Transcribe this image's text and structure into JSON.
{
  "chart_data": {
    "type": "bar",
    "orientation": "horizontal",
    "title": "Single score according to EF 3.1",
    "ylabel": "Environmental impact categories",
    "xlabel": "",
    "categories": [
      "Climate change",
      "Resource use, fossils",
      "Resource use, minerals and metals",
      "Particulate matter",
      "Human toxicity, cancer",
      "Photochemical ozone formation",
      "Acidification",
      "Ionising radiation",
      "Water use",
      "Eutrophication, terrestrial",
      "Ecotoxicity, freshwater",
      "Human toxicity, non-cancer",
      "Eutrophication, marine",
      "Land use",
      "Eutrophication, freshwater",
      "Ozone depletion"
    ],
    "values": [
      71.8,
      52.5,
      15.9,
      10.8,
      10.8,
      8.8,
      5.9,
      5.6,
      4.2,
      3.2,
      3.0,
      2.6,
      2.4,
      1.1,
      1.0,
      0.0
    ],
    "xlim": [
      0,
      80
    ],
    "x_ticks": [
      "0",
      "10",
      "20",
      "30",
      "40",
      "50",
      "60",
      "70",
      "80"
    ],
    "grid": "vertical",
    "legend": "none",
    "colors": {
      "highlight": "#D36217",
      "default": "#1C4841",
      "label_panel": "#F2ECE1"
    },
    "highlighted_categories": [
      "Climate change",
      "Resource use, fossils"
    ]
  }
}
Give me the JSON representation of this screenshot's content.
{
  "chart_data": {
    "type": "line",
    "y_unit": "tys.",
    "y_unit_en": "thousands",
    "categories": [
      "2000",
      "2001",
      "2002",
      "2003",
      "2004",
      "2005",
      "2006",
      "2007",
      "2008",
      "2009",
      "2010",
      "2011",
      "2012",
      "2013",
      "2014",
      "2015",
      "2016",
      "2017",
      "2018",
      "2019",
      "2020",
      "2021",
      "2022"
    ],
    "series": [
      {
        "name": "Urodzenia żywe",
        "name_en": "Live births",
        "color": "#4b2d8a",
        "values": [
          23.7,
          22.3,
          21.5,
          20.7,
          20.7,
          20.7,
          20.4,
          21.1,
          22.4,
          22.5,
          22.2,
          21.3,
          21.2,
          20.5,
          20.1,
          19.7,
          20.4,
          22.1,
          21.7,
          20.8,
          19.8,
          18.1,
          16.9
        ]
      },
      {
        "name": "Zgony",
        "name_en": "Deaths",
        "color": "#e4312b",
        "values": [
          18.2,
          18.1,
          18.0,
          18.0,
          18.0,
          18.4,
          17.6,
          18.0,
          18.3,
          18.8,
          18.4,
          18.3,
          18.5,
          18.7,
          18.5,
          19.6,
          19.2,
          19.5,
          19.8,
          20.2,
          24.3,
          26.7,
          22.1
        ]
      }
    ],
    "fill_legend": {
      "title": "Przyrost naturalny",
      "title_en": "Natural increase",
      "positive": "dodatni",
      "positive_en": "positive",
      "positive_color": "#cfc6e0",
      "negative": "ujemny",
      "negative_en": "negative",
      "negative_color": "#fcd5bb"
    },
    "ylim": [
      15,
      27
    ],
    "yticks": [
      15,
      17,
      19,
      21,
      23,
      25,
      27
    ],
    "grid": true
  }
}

---

**Work to be completed**
Show every line that contains the word "JSON".

**Finished task**
Transcribe this image's text and structure into JSON.
Give me the JSON representation of this screenshot's content.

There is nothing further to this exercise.